*Task requirements*: Copy out all the data, word for word.
§ §
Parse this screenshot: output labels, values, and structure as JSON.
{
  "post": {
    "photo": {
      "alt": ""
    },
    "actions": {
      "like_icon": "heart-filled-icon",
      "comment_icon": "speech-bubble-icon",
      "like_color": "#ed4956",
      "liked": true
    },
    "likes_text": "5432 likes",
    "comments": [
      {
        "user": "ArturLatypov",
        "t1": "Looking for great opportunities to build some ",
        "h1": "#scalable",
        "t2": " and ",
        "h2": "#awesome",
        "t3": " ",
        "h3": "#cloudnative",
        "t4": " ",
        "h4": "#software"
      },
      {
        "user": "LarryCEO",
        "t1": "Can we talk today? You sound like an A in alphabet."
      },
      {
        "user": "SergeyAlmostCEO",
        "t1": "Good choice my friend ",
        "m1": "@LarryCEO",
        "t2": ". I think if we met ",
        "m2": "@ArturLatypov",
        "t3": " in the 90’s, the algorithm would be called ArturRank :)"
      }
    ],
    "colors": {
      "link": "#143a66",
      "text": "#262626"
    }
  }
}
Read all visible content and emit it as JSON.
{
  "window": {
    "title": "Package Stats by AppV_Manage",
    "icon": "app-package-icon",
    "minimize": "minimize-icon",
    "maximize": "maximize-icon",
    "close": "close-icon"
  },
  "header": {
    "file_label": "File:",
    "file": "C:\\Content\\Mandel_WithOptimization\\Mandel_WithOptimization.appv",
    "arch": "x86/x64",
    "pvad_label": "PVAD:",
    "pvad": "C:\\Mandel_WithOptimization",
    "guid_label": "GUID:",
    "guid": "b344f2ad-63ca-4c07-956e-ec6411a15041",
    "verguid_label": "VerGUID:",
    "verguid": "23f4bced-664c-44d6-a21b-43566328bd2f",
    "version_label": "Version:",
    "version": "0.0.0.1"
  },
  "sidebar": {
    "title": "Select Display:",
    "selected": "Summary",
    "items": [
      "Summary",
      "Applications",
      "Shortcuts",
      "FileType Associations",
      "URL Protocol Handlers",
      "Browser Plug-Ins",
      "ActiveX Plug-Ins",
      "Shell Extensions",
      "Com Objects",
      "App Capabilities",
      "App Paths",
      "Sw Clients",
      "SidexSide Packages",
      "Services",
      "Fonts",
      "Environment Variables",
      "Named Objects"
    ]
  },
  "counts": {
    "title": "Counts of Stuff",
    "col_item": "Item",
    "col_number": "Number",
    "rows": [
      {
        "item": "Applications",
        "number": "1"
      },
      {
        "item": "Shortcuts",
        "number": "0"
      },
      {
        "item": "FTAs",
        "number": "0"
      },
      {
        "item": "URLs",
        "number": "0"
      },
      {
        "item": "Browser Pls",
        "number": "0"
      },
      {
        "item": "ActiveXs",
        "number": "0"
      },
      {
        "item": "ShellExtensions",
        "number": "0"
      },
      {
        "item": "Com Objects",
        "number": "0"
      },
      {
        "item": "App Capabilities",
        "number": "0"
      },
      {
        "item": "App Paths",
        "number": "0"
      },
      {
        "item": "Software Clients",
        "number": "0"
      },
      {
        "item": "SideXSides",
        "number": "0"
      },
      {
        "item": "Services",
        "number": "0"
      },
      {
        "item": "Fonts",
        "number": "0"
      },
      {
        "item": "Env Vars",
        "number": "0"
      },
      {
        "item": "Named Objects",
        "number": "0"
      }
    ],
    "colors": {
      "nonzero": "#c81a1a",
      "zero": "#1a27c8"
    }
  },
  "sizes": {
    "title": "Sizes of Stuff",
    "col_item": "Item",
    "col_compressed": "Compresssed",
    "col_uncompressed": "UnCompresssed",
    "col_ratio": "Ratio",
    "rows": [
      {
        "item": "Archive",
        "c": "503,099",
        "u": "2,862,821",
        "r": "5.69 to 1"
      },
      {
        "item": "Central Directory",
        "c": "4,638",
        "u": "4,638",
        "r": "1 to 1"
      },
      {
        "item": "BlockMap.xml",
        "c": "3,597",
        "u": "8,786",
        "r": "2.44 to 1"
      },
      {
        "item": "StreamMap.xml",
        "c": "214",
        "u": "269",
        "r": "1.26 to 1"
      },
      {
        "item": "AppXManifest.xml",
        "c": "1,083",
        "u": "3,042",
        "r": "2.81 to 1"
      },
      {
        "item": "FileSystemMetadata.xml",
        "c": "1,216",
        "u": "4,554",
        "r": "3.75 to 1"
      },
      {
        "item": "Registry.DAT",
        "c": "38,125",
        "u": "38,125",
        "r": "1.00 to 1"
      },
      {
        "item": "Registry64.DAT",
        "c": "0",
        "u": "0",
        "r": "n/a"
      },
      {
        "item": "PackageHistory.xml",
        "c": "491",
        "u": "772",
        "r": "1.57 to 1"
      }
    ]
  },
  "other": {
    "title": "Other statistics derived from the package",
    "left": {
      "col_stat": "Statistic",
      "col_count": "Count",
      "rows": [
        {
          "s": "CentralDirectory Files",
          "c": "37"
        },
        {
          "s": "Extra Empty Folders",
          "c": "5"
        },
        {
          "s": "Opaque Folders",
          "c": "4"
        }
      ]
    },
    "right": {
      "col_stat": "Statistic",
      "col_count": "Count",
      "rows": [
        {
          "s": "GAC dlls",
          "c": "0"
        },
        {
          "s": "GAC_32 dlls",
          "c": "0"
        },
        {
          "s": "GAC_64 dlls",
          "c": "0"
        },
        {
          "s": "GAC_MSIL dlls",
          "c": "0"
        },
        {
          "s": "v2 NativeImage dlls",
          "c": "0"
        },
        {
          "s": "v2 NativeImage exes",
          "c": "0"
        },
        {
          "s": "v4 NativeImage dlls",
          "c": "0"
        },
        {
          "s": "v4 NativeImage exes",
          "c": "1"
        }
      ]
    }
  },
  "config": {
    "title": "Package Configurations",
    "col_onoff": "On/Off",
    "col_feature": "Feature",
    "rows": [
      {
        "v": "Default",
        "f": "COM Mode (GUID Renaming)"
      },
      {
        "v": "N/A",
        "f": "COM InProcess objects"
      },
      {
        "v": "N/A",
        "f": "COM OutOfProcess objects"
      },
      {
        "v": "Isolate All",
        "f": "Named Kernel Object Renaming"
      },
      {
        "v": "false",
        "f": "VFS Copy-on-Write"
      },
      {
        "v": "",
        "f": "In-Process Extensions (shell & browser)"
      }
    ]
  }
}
§ §
*Solution to this problem*:
Parse this screenshot: output labels, values, and structure as JSON.
{
  "post": {
    "photo": {
      "alt": ""
    },
    "actions": {
      "like_icon": "heart-filled-icon",
      "comment_icon": "speech-bubble-icon",
      "like_color": "#ed4956",
      "liked": true
    },
    "likes_text": "5432 likes",
    "comments": [
      {
        "user": "ArturLatypov",
        "t1": "Looking for great opportunities to build some ",
        "h1": "#scalable",
        "t2": " and ",
        "h2": "#awesome",
        "t3": " ",
        "h3": "#cloudnative",
        "t4": " ",
        "h4": "#software"
      },
      {
        "user": "LarryCEO",
        "t1": "Can we talk today? You sound like an A in alphabet."
      },
      {
        "user": "SergeyAlmostCEO",
        "t1": "Good choice my friend ",
        "m1": "@LarryCEO",
        "t2": ". I think if we met ",
        "m2": "@ArturLatypov",
        "t3": " in the 90’s, the algorithm would be called ArturRank :)"
      }
    ],
    "colors": {
      "link": "#143a66",
      "text": "#262626"
    }
  }
}
Read all visible content and emit it as JSON.
{
  "window": {
    "title": "Package Stats by AppV_Manage",
    "icon": "app-package-icon",
    "minimize": "minimize-icon",
    "maximize": "maximize-icon",
    "close": "close-icon"
  },
  "header": {
    "file_label": "File:",
    "file": "C:\\Content\\Mandel_WithOptimization\\Mandel_WithOptimization.appv",
    "arch": "x86/x64",
    "pvad_label": "PVAD:",
    "pvad": "C:\\Mandel_WithOptimization",
    "guid_label": "GUID:",
    "guid": "b344f2ad-63ca-4c07-956e-ec6411a15041",
    "verguid_label": "VerGUID:",
    "verguid": "23f4bced-664c-44d6-a21b-43566328bd2f",
    "version_label": "Version:",
    "version": "0.0.0.1"
  },
  "sidebar": {
    "title": "Select Display:",
    "selected": "Summary",
    "items": [
      "Summary",
      "Applications",
      "Shortcuts",
      "FileType Associations",
      "URL Protocol Handlers",
      "Browser Plug-Ins",
      "ActiveX Plug-Ins",
      "Shell Extensions",
      "Com Objects",
      "App Capabilities",
      "App Paths",
      "Sw Clients",
      "SidexSide Packages",
      "Services",
      "Fonts",
      "Environment Variables",
      "Named Objects"
    ]
  },
  "counts": {
    "title": "Counts of Stuff",
    "col_item": "Item",
    "col_number": "Number",
    "rows": [
      {
        "item": "Applications",
        "number": "1"
      },
      {
        "item": "Shortcuts",
        "number": "0"
      },
      {
        "item": "FTAs",
        "number": "0"
      },
      {
        "item": "URLs",
        "number": "0"
      },
      {
        "item": "Browser Pls",
        "number": "0"
      },
      {
        "item": "ActiveXs",
        "number": "0"
      },
      {
        "item": "ShellExtensions",
        "number": "0"
      },
      {
        "item": "Com Objects",
        "number": "0"
      },
      {
        "item": "App Capabilities",
        "number": "0"
      },
      {
        "item": "App Paths",
        "number": "0"
      },
      {
        "item": "Software Clients",
        "number": "0"
      },
      {
        "item": "SideXSides",
        "number": "0"
      },
      {
        "item": "Services",
        "number": "0"
      },
      {
        "item": "Fonts",
        "number": "0"
      },
      {
        "item": "Env Vars",
        "number": "0"
      },
      {
        "item": "Named Objects",
        "number": "0"
      }
    ],
    "colors": {
      "nonzero": "#c81a1a",
      "zero": "#1a27c8"
    }
  },
  "sizes": {
    "title": "Sizes of Stuff",
    "col_item": "Item",
    "col_compressed": "Compresssed",
    "col_uncompressed": "UnCompresssed",
    "col_ratio": "Ratio",
    "rows": [
      {
        "item": "Archive",
        "c": "503,099",
        "u": "2,862,821",
        "r": "5.69 to 1"
      },
      {
        "item": "Central Directory",
        "c": "4,638",
        "u": "4,638",
        "r": "1 to 1"
      },
      {
        "item": "BlockMap.xml",
        "c": "3,597",
        "u": "8,786",
        "r": "2.44 to 1"
      },
      {
        "item": "StreamMap.xml",
        "c": "214",
        "u": "269",
        "r": "1.26 to 1"
      },
      {
        "item": "AppXManifest.xml",
        "c": "1,083",
        "u": "3,042",
        "r": "2.81 to 1"
      },
      {
        "item": "FileSystemMetadata.xml",
        "c": "1,216",
        "u": "4,554",
        "r": "3.75 to 1"
      },
      {
        "item": "Registry.DAT",
        "c": "38,125",
        "u": "38,125",
        "r": "1.00 to 1"
      },
      {
        "item": "Registry64.DAT",
        "c": "0",
        "u": "0",
        "r": "n/a"
      },
      {
        "item": "PackageHistory.xml",
        "c": "491",
        "u": "772",
        "r": "1.57 to 1"
      }
    ]
  },
  "other": {
    "title": "Other statistics derived from the package",
    "left": {
      "col_stat": "Statistic",
      "col_count": "Count",
      "rows": [
        {
          "s": "CentralDirectory Files",
          "c": "37"
        },
        {
          "s": "Extra Empty Folders",
          "c": "5"
        },
        {
          "s": "Opaque Folders",
          "c": "4"
        }
      ]
    },
    "right": {
      "col_stat": "Statistic",
      "col_count": "Count",
      "rows": [
        {
          "s": "GAC dlls",
          "c": "0"
        },
        {
          "s": "GAC_32 dlls",
          "c": "0"
        },
        {
          "s": "GAC_64 dlls",
          "c": "0"
        },
        {
          "s": "GAC_MSIL dlls",
          "c": "0"
        },
        {
          "s": "v2 NativeImage dlls",
          "c": "0"
        },
        {
          "s": "v2 NativeImage exes",
          "c": "0"
        },
        {
          "s": "v4 NativeImage dlls",
          "c": "0"
        },
        {
          "s": "v4 NativeImage exes",
          "c": "1"
        }
      ]
    }
  },
  "config": {
    "title": "Package Configurations",
    "col_onoff": "On/Off",
    "col_feature": "Feature",
    "rows": [
      {
        "v": "Default",
        "f": "COM Mode (GUID Renaming)"
      },
      {
        "v": "N/A",
        "f": "COM InProcess objects"
      },
      {
        "v": "N/A",
        "f": "COM OutOfProcess objects"
      },
      {
        "v": "Isolate All",
        "f": "Named Kernel Object Renaming"
      },
      {
        "v": "false",
        "f": "VFS Copy-on-Write"
      },
      {
        "v": "",
        "f": "In-Process Extensions (shell & browser)"
      }
    ]
  }
}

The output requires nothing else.